▶ 課題
街中のゴミ箱の減少と経済について論じた文章の最後の文に続けて、その先を書き進めてください。

それにしても、街中からどんどんゴミ箱が減っていく。

ゴミ箱を減らす側は「セキュリティ対策」とか「環境美化」とか「リサイクル意識の醸成」など、さまざまな理由を挙げる。だが最も大きな理由は最初に挙げたとおりのコスト削減だろう。

最初に日本からゴミ箱が消え始めたのは1995年頃。そう、あの地下鉄サリン事件の後からだった。バブルの崩壊の影響が一般層にも現れ始めた頃に発生した衝撃的なテロ事件。当時もセキュリティ対策の一環として、ゴミ箱が一斉に撤去されたが、のちに順次再設置されたという経緯がある。

僕は街中のゴミ箱撤去はバブル崩壊からの不況に拍車をかけてしまったと考えている。ゴミ箱の撤去は、当初は街中にゴミを溢れさせたが、徐々に人々は街中でゴミを捨てなくなり始めた。確かに街は少しずつキレイになったが、一方でゴミ箱の撤去は街中での買い食いなどの日常的な消費を抑制した。

ゴミが発生するというのは経済活動が行われた証でもある。増えたゴミに対して社会がコストをかけて処理をすることで、経済が回るという側面もあったのだ。しかし、「ゴミを出すと捨てる場所がないから、最初からゴミになるモノを買わない」と人々が考え、ゴミの排出自体が抑圧されるようになれば、それは経済活動に対する抑圧となってしまう。

近くに住んでいる人なら「ゴミは家に持ち帰れば良い」でもいいのかもしれないが、遠出をしてきた観光客や、新型コロナが収まった後に復活するであろうインバウンド需要には対応できなくなってしまう。

僕も、包装の削減や新たな素材の開発、そして3Rと呼ばれるリデュース、リユース、リサイクルを用いたゴミ削減は、経済活動を促進する良い削減であると考えている。しかし、コスト削減のためのゴミ箱撤去というのは、ゴミ削減の中でも経済にとっては最悪の選択肢といっていいだろう。

公共サービスとしてのゴミ箱は経済指標のひとつ?

僕はゴミ箱の数も経済指標のひとつと考えていいと思っている。

政府がいくら「経済成長」と叫ぼうとも、企業はコスト削減に追われている。ゴミ箱という一見、コストばかりがかかるものを顧客に提供し続けることができるかできないかは、その企業にどれだけ余裕があるかで決まる。

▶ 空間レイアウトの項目

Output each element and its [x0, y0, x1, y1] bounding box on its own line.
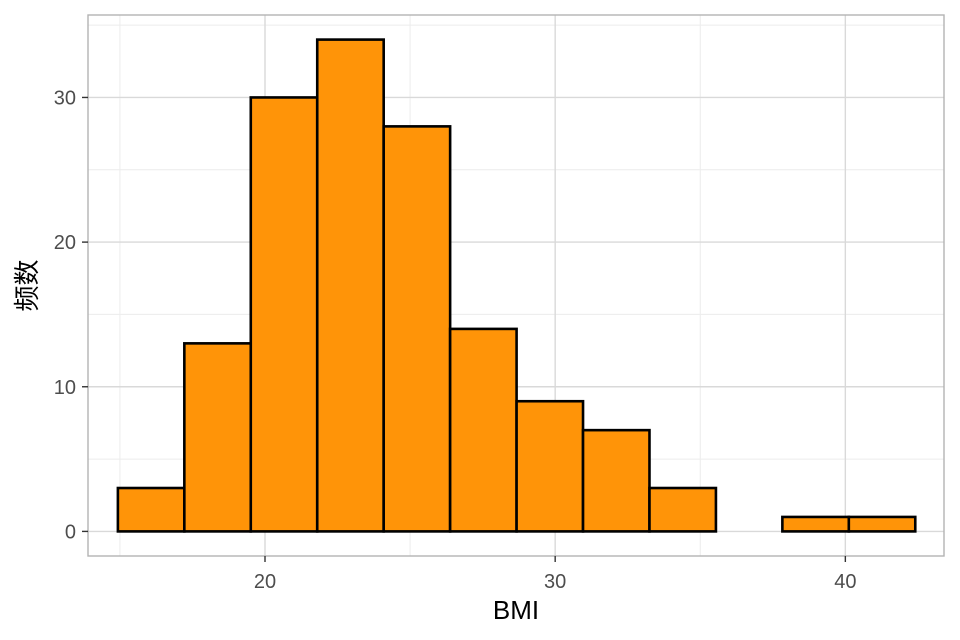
- histogram-bar: [515, 399, 585, 533]
- y-tick-label: 20: [54, 232, 76, 254]
- y-tick-label: 10: [54, 377, 76, 399]
- histogram-bar: [581, 428, 651, 533]
- histogram-bar: [315, 38, 385, 533]
- x-tick-label: 40: [834, 571, 856, 593]
- y-axis: 0 10 20 30: [54, 87, 88, 543]
- x-axis-title: BMI: [493, 595, 539, 625]
- y-tick-label: 30: [54, 87, 76, 109]
- y-tick-label: 0: [65, 521, 76, 543]
- histogram-bar: [648, 486, 718, 533]
- x-tick-label: 30: [544, 571, 566, 593]
- y-axis-title: 频数: [12, 259, 42, 311]
- histogram-bar: [448, 327, 518, 533]
- histogram-bar: [382, 125, 452, 533]
- histogram-bar: [781, 515, 851, 533]
- histogram-bar: [183, 342, 253, 533]
- histogram-bar: [249, 96, 319, 533]
- histogram-bars: [116, 38, 917, 533]
- histogram-bar: [116, 486, 186, 533]
- x-tick-label: 20: [254, 571, 276, 593]
- x-axis: 20 30 40: [254, 556, 856, 593]
- panel-border: [87, 14, 945, 557]
- histogram-bar: [847, 515, 917, 533]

▶ 出力結果
地下鉄を含む鉄道各社は公共性の高い存在であり、公衆に対する利便性を提供することも企業として重要な役割であるはずだ。しかしそうした利便性を提供できなくなっているということは、やはり企業はずっと苦しんでいる。そうした事情がゴミ箱の撤去という裏側に見えるのである。

最近はゴミ箱をIoTで管理したり、ゴミ箱に広告をラッピングするような新しい動きも出てきている。(*4) 目先のコストを削減するばかりではなく、ゴミ箱を維持しながら、それをいかに利益に結びつけるかという工夫が、公共性の高い企業には求められているのである。

そうしなければ、景気は冷え込み続けるばかりだろう。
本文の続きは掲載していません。